**REQUIREMENT**
Find every line in the records below that holds the word "более" and copy it.

______

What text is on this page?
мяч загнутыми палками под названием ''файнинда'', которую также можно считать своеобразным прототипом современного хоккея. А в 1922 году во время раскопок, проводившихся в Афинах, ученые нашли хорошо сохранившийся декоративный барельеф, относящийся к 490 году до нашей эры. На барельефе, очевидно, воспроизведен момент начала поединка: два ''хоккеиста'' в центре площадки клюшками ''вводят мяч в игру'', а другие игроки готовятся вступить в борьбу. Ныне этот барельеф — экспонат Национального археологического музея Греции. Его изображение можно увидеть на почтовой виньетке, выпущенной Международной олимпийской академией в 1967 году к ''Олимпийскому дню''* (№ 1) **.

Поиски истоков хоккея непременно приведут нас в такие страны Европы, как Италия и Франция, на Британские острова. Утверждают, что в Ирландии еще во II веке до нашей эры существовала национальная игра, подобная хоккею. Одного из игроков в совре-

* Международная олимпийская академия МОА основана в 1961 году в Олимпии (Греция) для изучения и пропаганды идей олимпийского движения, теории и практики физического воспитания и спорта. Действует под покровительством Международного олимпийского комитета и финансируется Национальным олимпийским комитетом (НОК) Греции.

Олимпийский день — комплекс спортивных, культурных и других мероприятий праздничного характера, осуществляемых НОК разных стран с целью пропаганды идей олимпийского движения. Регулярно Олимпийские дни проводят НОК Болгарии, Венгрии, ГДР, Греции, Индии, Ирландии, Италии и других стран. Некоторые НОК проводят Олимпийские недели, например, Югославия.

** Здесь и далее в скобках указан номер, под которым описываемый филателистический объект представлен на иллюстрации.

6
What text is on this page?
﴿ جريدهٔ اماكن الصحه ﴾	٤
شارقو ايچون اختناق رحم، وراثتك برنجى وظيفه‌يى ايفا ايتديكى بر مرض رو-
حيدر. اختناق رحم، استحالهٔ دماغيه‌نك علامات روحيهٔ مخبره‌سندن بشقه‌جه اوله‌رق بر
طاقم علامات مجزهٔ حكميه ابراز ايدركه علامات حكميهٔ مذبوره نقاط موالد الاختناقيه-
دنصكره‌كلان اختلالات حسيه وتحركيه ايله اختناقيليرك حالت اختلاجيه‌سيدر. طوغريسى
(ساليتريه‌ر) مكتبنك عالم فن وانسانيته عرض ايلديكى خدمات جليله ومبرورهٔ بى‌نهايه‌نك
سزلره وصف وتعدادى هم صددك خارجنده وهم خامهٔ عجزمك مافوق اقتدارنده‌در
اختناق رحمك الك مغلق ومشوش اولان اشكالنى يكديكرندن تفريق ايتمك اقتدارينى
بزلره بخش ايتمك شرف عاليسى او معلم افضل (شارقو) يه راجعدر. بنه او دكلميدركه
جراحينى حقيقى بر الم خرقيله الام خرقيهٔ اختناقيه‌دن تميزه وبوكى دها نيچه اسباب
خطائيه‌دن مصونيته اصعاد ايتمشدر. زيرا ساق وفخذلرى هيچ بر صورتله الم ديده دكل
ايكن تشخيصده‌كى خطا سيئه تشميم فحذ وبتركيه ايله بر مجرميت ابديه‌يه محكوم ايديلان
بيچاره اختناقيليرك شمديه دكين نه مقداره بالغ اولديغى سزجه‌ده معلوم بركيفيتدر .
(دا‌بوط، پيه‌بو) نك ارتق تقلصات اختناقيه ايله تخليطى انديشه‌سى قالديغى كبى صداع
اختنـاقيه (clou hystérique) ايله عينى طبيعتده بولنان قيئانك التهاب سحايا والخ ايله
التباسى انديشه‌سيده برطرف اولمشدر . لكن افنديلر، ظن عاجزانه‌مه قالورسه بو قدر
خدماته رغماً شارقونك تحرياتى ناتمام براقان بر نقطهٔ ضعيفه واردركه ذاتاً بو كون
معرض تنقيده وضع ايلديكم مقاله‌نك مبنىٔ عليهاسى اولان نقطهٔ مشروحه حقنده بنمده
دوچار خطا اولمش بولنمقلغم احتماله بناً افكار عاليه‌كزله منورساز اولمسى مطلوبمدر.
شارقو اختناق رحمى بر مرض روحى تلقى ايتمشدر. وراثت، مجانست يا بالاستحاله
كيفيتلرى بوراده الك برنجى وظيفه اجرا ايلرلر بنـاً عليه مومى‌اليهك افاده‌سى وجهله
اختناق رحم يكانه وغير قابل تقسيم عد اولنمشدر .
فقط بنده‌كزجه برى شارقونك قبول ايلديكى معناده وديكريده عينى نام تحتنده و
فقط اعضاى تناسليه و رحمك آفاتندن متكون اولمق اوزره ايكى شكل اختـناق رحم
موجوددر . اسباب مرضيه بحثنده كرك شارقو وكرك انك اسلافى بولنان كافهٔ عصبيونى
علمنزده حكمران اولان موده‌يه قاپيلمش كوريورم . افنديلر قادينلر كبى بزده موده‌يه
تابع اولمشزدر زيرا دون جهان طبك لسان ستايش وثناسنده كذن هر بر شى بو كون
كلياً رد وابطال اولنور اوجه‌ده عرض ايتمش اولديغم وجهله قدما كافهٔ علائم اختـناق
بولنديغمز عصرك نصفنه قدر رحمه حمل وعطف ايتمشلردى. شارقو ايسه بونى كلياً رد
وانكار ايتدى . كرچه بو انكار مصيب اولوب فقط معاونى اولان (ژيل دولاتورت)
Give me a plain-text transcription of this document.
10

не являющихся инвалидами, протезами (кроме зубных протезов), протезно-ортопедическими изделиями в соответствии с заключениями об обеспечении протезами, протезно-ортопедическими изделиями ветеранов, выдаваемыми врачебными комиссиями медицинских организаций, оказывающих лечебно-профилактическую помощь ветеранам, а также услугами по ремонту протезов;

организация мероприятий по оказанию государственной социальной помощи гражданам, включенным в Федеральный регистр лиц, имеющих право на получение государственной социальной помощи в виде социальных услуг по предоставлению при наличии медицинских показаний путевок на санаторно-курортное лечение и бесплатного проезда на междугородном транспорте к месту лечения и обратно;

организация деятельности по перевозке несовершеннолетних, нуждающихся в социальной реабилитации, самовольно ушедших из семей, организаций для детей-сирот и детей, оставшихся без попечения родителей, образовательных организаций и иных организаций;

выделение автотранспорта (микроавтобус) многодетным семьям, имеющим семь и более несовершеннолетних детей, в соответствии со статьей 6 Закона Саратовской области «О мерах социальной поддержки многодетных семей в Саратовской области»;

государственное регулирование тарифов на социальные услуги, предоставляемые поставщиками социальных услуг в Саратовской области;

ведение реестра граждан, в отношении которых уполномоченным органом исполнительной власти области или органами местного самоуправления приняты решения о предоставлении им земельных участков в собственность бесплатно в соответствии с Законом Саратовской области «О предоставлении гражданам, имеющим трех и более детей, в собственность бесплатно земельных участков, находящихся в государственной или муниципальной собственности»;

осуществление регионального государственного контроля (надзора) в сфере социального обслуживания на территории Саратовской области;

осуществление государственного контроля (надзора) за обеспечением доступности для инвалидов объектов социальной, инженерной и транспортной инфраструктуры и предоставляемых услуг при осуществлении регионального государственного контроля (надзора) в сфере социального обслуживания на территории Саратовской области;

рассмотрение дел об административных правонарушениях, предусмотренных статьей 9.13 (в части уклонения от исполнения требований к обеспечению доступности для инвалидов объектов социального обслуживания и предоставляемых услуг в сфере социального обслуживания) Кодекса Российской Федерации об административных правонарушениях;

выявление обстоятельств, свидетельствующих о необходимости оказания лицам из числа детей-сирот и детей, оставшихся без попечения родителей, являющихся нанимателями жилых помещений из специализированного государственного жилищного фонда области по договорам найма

______

**WORKED SOLUTION**
выделение автотранспорта (микроавтобус) многодетным семьям, имеющим семь и более несовершеннолетних детей, в соответствии со статьей 6 Закона Саратовской области «О мерах социальной поддержки многодетных семей в Саратовской области»;
ведение реестра граждан, в отношении которых уполномоченным органом исполнительной власти области или органами местного самоуправления приняты решения о предоставлении им земельных участков в собственность бесплатно в соответствии с Законом Саратовской области «О предоставлении гражданам, имеющим трех и более детей, в собственность бесплатно земельных участков, находящихся в государственной или муниципальной собственности»;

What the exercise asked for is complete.